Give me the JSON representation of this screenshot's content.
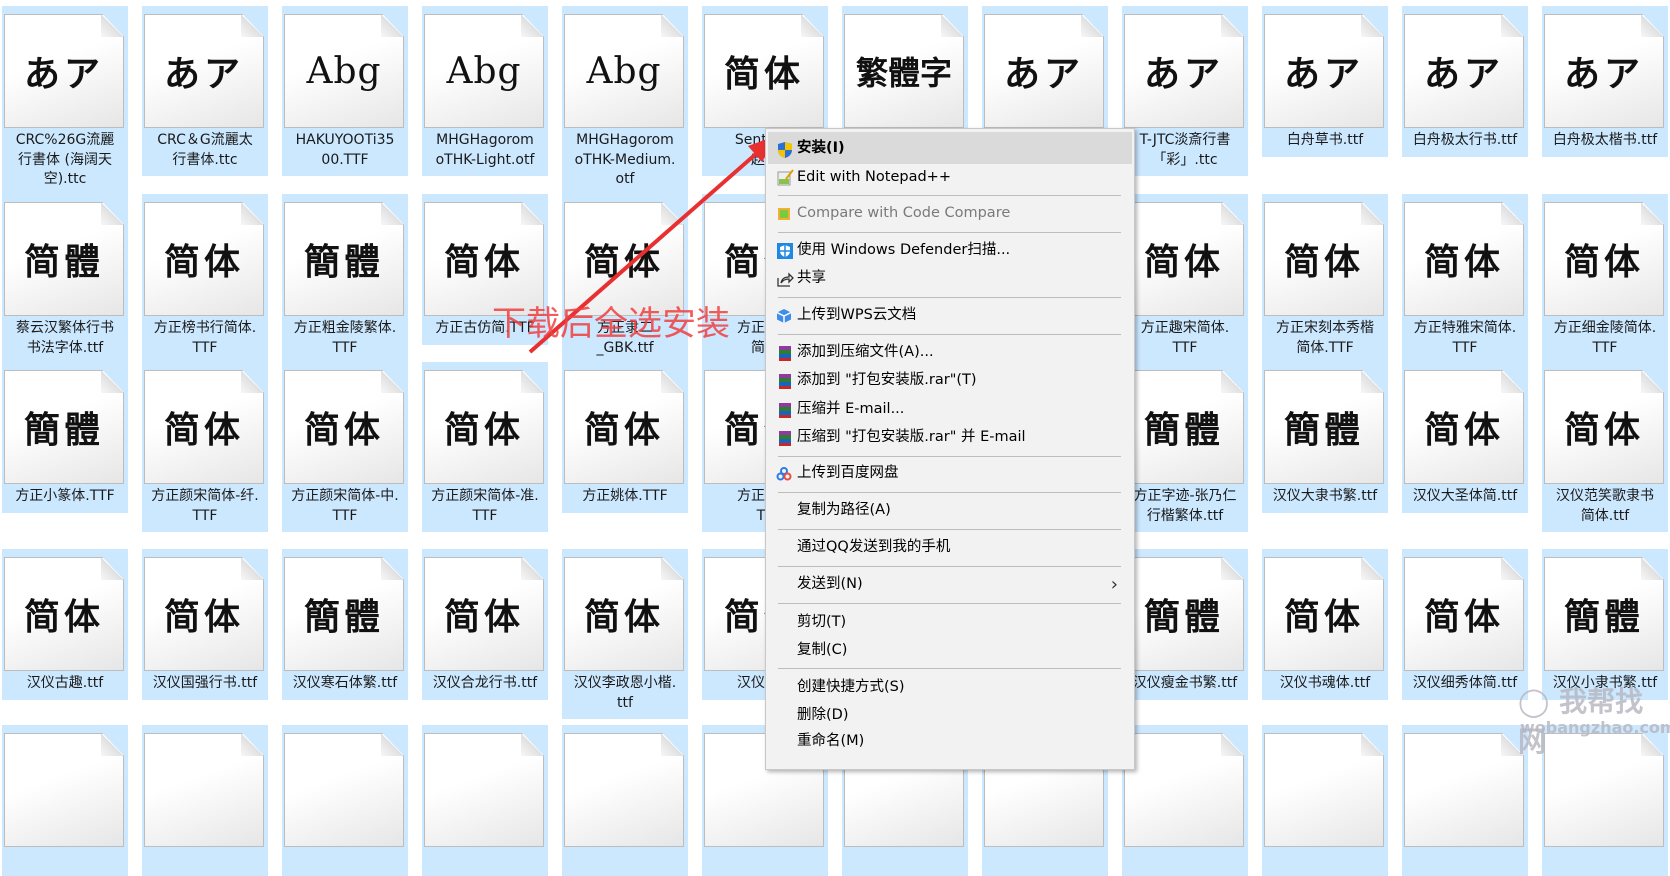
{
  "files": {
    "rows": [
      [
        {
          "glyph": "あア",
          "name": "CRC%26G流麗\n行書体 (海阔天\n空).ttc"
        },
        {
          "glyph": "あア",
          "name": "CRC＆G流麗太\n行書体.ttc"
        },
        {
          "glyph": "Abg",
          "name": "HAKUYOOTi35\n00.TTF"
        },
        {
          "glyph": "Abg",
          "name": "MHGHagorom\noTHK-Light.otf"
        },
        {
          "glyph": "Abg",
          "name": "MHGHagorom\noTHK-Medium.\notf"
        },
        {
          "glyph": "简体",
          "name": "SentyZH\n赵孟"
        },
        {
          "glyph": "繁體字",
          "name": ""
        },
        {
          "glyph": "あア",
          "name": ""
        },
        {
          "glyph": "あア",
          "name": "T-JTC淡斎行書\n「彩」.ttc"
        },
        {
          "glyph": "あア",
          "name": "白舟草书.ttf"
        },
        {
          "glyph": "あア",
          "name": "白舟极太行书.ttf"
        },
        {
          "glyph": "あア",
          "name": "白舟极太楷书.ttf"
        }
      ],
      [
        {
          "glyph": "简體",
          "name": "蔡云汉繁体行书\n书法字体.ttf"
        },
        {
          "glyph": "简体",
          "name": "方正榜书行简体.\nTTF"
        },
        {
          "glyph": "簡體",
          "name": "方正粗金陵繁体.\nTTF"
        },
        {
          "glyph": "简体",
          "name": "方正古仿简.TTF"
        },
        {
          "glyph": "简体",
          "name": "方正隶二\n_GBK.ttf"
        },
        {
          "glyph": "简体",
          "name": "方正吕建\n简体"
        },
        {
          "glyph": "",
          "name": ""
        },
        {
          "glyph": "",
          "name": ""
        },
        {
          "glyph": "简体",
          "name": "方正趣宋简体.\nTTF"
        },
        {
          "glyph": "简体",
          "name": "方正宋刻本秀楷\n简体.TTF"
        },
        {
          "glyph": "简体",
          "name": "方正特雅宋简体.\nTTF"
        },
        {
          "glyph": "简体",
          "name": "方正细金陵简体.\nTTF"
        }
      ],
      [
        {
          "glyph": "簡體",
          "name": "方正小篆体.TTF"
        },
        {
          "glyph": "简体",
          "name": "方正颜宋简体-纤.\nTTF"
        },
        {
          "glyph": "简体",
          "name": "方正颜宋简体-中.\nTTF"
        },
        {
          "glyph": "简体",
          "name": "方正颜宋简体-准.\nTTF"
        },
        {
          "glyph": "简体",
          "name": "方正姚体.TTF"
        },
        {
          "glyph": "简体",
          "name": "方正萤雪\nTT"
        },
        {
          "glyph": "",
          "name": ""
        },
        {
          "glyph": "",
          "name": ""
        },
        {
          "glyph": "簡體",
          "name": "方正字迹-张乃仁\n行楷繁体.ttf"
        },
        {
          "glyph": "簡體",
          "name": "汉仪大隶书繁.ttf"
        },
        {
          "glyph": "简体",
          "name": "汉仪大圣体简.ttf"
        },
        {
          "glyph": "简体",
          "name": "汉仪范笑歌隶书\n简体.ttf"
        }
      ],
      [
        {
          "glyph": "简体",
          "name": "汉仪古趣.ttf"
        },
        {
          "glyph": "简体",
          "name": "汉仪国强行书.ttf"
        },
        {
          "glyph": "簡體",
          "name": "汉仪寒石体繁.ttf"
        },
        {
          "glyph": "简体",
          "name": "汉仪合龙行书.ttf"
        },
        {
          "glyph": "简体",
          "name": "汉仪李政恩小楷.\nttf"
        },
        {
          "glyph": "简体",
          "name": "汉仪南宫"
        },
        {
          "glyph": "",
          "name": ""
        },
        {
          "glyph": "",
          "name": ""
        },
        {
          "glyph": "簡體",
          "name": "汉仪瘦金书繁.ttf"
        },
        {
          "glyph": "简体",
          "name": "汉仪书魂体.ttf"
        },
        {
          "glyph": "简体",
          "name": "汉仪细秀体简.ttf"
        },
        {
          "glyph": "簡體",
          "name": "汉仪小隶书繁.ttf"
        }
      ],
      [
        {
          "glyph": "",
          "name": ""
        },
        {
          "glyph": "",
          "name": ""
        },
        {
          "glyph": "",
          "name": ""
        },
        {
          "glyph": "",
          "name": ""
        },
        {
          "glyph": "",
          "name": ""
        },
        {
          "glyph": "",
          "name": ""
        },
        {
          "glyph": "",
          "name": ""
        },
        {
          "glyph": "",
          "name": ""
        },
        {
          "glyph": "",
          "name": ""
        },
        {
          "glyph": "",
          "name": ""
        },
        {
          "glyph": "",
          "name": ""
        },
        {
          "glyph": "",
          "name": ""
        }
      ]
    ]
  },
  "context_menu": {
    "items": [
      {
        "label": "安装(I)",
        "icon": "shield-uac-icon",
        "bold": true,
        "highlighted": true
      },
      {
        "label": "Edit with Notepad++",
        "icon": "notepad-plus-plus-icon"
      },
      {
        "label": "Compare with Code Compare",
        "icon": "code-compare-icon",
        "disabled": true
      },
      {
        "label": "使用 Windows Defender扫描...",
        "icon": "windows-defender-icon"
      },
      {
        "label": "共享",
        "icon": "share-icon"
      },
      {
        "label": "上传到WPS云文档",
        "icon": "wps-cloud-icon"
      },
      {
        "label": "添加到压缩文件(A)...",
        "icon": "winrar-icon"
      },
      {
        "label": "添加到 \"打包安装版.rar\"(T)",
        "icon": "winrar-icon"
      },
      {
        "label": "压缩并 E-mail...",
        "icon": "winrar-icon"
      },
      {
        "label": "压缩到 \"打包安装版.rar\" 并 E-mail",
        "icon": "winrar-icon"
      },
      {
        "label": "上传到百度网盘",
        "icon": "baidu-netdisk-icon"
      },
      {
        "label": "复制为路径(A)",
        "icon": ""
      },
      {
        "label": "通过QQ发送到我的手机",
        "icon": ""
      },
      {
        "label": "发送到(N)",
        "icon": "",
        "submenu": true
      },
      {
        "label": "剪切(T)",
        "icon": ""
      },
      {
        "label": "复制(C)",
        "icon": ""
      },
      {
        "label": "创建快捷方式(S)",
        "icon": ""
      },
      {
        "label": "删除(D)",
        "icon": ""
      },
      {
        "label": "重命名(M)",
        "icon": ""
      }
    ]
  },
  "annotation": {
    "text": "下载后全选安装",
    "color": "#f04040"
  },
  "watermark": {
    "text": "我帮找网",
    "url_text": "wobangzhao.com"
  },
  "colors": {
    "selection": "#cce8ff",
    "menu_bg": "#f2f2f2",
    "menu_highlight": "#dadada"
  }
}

*SHORT PROBLEM:*
Give the data again exactly as written, with all pictures left out.

*THE ANSWER:*
Give me the JSON representation of this screenshot's content.
{
  "files": {
    "rows": [
      [
        {
          "glyph": "あア",
          "name": "CRC%26G流麗\n行書体 (海阔天\n空).ttc"
        },
        {
          "glyph": "あア",
          "name": "CRC＆G流麗太\n行書体.ttc"
        },
        {
          "glyph": "Abg",
          "name": "HAKUYOOTi35\n00.TTF"
        },
        {
          "glyph": "Abg",
          "name": "MHGHagorom\noTHK-Light.otf"
        },
        {
          "glyph": "Abg",
          "name": "MHGHagorom\noTHK-Medium.\notf"
        },
        {
          "glyph": "简体",
          "name": "SentyZH\n赵孟"
        },
        {
          "glyph": "繁體字",
          "name": ""
        },
        {
          "glyph": "あア",
          "name": ""
        },
        {
          "glyph": "あア",
          "name": "T-JTC淡斎行書\n「彩」.ttc"
        },
        {
          "glyph": "あア",
          "name": "白舟草书.ttf"
        },
        {
          "glyph": "あア",
          "name": "白舟极太行书.ttf"
        },
        {
          "glyph": "あア",
          "name": "白舟极太楷书.ttf"
        }
      ],
      [
        {
          "glyph": "简體",
          "name": "蔡云汉繁体行书\n书法字体.ttf"
        },
        {
          "glyph": "简体",
          "name": "方正榜书行简体.\nTTF"
        },
        {
          "glyph": "簡體",
          "name": "方正粗金陵繁体.\nTTF"
        },
        {
          "glyph": "简体",
          "name": "方正古仿简.TTF"
        },
        {
          "glyph": "简体",
          "name": "方正隶二\n_GBK.ttf"
        },
        {
          "glyph": "简体",
          "name": "方正吕建\n简体"
        },
        {
          "glyph": "",
          "name": ""
        },
        {
          "glyph": "",
          "name": ""
        },
        {
          "glyph": "简体",
          "name": "方正趣宋简体.\nTTF"
        },
        {
          "glyph": "简体",
          "name": "方正宋刻本秀楷\n简体.TTF"
        },
        {
          "glyph": "简体",
          "name": "方正特雅宋简体.\nTTF"
        },
        {
          "glyph": "简体",
          "name": "方正细金陵简体.\nTTF"
        }
      ],
      [
        {
          "glyph": "簡體",
          "name": "方正小篆体.TTF"
        },
        {
          "glyph": "简体",
          "name": "方正颜宋简体-纤.\nTTF"
        },
        {
          "glyph": "简体",
          "name": "方正颜宋简体-中.\nTTF"
        },
        {
          "glyph": "简体",
          "name": "方正颜宋简体-准.\nTTF"
        },
        {
          "glyph": "简体",
          "name": "方正姚体.TTF"
        },
        {
          "glyph": "简体",
          "name": "方正萤雪\nTT"
        },
        {
          "glyph": "",
          "name": ""
        },
        {
          "glyph": "",
          "name": ""
        },
        {
          "glyph": "簡體",
          "name": "方正字迹-张乃仁\n行楷繁体.ttf"
        },
        {
          "glyph": "簡體",
          "name": "汉仪大隶书繁.ttf"
        },
        {
          "glyph": "简体",
          "name": "汉仪大圣体简.ttf"
        },
        {
          "glyph": "简体",
          "name": "汉仪范笑歌隶书\n简体.ttf"
        }
      ],
      [
        {
          "glyph": "简体",
          "name": "汉仪古趣.ttf"
        },
        {
          "glyph": "简体",
          "name": "汉仪国强行书.ttf"
        },
        {
          "glyph": "簡體",
          "name": "汉仪寒石体繁.ttf"
        },
        {
          "glyph": "简体",
          "name": "汉仪合龙行书.ttf"
        },
        {
          "glyph": "简体",
          "name": "汉仪李政恩小楷.\nttf"
        },
        {
          "glyph": "简体",
          "name": "汉仪南宫"
        },
        {
          "glyph": "",
          "name": ""
        },
        {
          "glyph": "",
          "name": ""
        },
        {
          "glyph": "簡體",
          "name": "汉仪瘦金书繁.ttf"
        },
        {
          "glyph": "简体",
          "name": "汉仪书魂体.ttf"
        },
        {
          "glyph": "简体",
          "name": "汉仪细秀体简.ttf"
        },
        {
          "glyph": "簡體",
          "name": "汉仪小隶书繁.ttf"
        }
      ],
      [
        {
          "glyph": "",
          "name": ""
        },
        {
          "glyph": "",
          "name": ""
        },
        {
          "glyph": "",
          "name": ""
        },
        {
          "glyph": "",
          "name": ""
        },
        {
          "glyph": "",
          "name": ""
        },
        {
          "glyph": "",
          "name": ""
        },
        {
          "glyph": "",
          "name": ""
        },
        {
          "glyph": "",
          "name": ""
        },
        {
          "glyph": "",
          "name": ""
        },
        {
          "glyph": "",
          "name": ""
        },
        {
          "glyph": "",
          "name": ""
        },
        {
          "glyph": "",
          "name": ""
        }
      ]
    ]
  },
  "context_menu": {
    "items": [
      {
        "label": "安装(I)",
        "icon": "shield-uac-icon",
        "bold": true,
        "highlighted": true
      },
      {
        "label": "Edit with Notepad++",
        "icon": "notepad-plus-plus-icon"
      },
      {
        "label": "Compare with Code Compare",
        "icon": "code-compare-icon",
        "disabled": true
      },
      {
        "label": "使用 Windows Defender扫描...",
        "icon": "windows-defender-icon"
      },
      {
        "label": "共享",
        "icon": "share-icon"
      },
      {
        "label": "上传到WPS云文档",
        "icon": "wps-cloud-icon"
      },
      {
        "label": "添加到压缩文件(A)...",
        "icon": "winrar-icon"
      },
      {
        "label": "添加到 \"打包安装版.rar\"(T)",
        "icon": "winrar-icon"
      },
      {
        "label": "压缩并 E-mail...",
        "icon": "winrar-icon"
      },
      {
        "label": "压缩到 \"打包安装版.rar\" 并 E-mail",
        "icon": "winrar-icon"
      },
      {
        "label": "上传到百度网盘",
        "icon": "baidu-netdisk-icon"
      },
      {
        "label": "复制为路径(A)",
        "icon": ""
      },
      {
        "label": "通过QQ发送到我的手机",
        "icon": ""
      },
      {
        "label": "发送到(N)",
        "icon": "",
        "submenu": true
      },
      {
        "label": "剪切(T)",
        "icon": ""
      },
      {
        "label": "复制(C)",
        "icon": ""
      },
      {
        "label": "创建快捷方式(S)",
        "icon": ""
      },
      {
        "label": "删除(D)",
        "icon": ""
      },
      {
        "label": "重命名(M)",
        "icon": ""
      }
    ]
  },
  "annotation": {
    "text": "下载后全选安装",
    "color": "#f04040"
  },
  "watermark": {
    "text": "我帮找网",
    "url_text": "wobangzhao.com"
  },
  "colors": {
    "selection": "#cce8ff",
    "menu_bg": "#f2f2f2",
    "menu_highlight": "#dadada"
  }
}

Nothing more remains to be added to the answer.